> [Written instruction]: Go through the entries one line at a time, and gather every line that has the word "filtered".
──────── Given data ────────
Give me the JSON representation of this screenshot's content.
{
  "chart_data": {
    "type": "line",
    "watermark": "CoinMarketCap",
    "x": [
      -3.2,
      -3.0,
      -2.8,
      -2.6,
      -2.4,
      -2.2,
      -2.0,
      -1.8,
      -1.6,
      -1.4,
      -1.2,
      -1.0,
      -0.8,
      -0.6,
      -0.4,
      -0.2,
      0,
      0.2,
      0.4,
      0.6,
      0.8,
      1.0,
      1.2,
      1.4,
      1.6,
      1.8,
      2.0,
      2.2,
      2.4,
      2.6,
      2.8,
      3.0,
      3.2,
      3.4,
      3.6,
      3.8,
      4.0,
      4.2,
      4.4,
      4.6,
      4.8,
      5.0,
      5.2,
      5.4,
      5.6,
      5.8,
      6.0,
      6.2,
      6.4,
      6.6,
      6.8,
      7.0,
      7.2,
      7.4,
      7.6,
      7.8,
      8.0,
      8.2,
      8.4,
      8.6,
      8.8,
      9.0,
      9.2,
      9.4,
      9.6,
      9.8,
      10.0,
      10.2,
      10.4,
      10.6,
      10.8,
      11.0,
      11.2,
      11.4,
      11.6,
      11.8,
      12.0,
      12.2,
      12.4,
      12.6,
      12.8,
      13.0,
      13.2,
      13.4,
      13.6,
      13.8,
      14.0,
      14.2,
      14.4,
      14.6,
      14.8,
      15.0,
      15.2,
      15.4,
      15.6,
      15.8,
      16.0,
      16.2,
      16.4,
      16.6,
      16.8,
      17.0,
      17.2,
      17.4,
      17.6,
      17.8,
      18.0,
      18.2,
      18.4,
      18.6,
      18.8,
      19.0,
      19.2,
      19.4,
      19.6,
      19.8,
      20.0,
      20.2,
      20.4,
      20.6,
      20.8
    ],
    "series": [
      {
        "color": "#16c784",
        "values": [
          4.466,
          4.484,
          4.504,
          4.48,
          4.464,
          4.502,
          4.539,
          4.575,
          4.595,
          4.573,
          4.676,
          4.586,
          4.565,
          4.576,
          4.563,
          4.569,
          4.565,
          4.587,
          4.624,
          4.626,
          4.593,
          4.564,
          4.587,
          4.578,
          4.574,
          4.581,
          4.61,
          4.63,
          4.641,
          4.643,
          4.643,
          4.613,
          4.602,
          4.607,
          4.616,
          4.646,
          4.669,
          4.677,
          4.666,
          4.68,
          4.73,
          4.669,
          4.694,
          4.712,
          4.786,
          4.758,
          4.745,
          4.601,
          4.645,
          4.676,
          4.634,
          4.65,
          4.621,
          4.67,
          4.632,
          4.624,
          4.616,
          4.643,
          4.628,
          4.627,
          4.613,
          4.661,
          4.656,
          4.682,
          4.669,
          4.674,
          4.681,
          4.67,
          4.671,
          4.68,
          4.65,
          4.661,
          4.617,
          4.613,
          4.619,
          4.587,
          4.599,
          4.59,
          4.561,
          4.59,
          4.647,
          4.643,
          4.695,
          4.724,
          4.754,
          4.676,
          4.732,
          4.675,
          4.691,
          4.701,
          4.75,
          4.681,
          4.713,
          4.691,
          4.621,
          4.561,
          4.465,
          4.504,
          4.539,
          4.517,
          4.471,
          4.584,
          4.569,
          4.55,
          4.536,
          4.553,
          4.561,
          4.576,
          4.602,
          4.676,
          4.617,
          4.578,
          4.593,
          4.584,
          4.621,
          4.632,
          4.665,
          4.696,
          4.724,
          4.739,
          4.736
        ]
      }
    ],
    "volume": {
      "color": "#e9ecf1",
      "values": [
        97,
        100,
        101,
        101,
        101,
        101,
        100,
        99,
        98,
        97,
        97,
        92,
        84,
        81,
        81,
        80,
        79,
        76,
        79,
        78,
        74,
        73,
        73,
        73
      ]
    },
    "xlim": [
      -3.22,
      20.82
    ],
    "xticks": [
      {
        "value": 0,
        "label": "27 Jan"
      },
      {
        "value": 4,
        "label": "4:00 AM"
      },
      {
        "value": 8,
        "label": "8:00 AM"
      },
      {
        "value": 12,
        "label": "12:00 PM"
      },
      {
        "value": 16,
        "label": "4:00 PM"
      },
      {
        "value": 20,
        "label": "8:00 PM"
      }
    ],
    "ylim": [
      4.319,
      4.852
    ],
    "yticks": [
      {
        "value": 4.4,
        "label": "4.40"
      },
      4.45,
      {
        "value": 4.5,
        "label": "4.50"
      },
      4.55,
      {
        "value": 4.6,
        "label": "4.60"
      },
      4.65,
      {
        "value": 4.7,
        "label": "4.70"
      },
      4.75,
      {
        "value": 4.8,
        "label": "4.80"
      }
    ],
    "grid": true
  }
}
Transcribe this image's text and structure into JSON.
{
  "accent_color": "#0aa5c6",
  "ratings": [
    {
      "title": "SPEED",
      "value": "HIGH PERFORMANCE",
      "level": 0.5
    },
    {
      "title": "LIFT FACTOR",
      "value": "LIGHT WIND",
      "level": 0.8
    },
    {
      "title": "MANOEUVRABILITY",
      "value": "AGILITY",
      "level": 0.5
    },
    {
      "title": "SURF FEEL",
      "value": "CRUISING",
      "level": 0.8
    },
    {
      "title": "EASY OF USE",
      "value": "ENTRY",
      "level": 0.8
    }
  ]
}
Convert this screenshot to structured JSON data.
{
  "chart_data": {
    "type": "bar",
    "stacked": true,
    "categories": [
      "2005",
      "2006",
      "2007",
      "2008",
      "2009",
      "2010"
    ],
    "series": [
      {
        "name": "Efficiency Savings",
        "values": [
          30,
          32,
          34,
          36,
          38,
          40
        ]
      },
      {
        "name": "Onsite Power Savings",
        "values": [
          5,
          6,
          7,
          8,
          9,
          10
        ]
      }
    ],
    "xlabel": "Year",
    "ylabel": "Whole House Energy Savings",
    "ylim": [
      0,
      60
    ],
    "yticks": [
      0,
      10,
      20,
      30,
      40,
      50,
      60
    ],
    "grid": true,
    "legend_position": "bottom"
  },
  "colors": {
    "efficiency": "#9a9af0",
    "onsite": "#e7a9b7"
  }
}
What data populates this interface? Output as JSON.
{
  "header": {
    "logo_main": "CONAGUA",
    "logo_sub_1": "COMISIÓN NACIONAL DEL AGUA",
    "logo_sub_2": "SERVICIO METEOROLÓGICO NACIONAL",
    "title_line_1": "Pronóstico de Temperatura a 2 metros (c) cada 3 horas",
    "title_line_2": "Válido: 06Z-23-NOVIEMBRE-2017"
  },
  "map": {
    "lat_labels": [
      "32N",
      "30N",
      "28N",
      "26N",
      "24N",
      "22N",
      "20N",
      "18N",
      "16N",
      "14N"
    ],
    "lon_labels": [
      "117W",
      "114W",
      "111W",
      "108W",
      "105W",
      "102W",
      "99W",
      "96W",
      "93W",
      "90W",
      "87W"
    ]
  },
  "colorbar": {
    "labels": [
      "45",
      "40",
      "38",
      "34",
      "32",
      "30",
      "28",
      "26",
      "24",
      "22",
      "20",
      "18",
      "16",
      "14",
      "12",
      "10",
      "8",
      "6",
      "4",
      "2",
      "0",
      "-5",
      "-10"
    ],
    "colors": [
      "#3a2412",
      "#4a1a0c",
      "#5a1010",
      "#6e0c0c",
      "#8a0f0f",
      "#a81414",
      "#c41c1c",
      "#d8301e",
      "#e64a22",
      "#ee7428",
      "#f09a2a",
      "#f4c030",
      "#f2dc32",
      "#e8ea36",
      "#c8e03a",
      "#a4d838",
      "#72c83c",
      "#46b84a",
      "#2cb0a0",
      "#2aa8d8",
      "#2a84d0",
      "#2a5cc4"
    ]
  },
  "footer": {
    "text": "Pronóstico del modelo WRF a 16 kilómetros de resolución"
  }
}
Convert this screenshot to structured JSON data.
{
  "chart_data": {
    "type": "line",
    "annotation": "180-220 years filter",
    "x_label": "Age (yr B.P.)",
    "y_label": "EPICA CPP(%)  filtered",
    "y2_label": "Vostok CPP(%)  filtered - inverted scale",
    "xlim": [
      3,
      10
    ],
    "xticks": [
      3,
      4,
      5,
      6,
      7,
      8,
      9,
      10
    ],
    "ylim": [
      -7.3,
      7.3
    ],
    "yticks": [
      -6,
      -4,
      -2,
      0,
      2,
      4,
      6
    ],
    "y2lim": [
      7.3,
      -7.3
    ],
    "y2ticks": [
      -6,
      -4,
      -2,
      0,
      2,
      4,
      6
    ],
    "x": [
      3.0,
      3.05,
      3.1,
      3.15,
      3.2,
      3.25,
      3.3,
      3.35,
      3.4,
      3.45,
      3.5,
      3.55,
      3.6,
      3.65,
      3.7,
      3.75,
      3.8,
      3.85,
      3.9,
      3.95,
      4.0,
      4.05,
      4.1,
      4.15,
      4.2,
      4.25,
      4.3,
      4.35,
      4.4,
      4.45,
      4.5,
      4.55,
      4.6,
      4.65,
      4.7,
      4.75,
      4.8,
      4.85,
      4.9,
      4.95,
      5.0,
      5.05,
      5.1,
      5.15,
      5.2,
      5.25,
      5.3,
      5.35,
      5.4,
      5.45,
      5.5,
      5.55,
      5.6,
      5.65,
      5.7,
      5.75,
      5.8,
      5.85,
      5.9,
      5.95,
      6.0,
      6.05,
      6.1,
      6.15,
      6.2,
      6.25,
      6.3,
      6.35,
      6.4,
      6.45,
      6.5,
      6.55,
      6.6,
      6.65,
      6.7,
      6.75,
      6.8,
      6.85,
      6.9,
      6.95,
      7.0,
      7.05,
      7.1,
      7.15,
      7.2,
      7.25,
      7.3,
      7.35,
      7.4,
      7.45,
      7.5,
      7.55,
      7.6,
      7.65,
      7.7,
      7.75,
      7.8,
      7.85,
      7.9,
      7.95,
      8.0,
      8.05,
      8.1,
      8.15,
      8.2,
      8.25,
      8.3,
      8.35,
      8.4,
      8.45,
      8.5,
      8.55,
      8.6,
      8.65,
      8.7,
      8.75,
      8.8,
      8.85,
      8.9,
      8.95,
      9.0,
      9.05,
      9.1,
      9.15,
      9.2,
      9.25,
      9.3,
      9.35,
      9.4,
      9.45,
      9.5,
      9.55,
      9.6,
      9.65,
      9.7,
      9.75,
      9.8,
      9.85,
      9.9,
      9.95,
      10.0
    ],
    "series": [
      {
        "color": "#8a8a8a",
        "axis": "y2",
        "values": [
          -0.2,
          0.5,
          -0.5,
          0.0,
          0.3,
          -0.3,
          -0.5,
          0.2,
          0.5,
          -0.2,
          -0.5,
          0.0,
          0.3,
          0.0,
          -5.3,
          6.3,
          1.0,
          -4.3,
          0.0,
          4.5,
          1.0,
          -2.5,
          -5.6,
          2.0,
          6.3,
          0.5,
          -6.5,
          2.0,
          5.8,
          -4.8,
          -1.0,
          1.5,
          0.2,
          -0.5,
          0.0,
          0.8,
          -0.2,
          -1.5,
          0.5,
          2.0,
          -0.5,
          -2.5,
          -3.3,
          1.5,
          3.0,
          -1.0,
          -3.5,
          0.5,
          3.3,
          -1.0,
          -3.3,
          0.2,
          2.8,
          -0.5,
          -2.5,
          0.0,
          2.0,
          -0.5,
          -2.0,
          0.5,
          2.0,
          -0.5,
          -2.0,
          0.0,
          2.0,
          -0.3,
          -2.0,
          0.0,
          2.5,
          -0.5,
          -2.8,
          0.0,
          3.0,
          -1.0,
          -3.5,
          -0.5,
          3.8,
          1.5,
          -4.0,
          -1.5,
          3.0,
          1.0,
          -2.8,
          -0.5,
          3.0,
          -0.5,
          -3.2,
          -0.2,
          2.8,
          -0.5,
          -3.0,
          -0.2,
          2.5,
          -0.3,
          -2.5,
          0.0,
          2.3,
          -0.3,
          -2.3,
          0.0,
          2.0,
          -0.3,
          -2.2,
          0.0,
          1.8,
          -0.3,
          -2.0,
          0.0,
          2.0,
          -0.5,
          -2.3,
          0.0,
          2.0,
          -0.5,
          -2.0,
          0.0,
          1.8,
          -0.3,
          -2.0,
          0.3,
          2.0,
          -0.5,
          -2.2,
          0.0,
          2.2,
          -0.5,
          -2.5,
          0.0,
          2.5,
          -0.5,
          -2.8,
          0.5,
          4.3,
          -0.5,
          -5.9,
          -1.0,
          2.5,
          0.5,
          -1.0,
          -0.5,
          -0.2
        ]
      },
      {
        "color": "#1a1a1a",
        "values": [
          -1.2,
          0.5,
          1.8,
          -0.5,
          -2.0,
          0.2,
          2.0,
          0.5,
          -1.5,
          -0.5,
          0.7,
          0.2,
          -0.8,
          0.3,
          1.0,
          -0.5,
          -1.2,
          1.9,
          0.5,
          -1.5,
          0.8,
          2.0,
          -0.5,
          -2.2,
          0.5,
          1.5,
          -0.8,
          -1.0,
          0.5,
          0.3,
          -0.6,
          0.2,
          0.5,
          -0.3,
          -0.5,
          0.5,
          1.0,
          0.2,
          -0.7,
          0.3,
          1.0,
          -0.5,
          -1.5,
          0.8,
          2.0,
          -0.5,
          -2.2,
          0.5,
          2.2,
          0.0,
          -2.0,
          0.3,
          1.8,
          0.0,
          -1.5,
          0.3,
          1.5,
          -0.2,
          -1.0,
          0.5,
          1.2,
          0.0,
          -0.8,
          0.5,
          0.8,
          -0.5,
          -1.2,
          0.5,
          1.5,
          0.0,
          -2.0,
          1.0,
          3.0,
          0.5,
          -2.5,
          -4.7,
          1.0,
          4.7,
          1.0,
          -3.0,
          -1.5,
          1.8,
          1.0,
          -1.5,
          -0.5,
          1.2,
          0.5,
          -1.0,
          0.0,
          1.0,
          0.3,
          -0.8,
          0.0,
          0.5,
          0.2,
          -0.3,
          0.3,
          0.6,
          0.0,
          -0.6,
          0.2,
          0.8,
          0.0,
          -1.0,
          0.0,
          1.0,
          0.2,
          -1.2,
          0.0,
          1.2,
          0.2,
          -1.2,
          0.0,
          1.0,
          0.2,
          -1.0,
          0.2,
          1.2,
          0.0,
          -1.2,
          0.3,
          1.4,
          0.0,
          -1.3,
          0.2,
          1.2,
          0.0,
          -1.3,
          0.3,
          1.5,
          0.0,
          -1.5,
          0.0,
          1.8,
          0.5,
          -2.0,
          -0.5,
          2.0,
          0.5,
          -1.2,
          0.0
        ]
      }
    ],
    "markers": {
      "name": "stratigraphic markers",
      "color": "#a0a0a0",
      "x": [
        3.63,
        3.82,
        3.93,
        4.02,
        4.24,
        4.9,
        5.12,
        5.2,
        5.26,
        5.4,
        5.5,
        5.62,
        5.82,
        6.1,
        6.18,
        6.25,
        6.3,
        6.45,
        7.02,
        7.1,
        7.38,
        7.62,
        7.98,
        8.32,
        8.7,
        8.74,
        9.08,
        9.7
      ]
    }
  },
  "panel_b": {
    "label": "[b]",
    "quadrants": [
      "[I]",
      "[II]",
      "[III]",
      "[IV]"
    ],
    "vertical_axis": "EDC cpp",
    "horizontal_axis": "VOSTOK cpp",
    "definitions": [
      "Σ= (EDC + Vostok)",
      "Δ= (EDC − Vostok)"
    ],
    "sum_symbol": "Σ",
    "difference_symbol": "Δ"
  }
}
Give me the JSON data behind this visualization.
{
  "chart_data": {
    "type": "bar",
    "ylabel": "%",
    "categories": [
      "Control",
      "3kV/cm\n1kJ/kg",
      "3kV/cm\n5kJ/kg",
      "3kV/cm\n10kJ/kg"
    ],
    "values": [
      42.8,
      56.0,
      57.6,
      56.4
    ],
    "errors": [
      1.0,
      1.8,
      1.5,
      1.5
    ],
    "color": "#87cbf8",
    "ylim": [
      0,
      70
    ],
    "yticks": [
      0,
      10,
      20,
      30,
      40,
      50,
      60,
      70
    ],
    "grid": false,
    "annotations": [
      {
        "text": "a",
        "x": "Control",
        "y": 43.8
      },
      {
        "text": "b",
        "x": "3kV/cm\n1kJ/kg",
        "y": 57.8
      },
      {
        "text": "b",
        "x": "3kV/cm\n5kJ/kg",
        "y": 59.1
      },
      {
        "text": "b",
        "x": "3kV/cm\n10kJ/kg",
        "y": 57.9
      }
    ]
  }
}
────────
> [Solution below]:
    "y_label": "EPICA CPP(%)  filtered",
    "y2_label": "Vostok CPP(%)  filtered - inverted scale",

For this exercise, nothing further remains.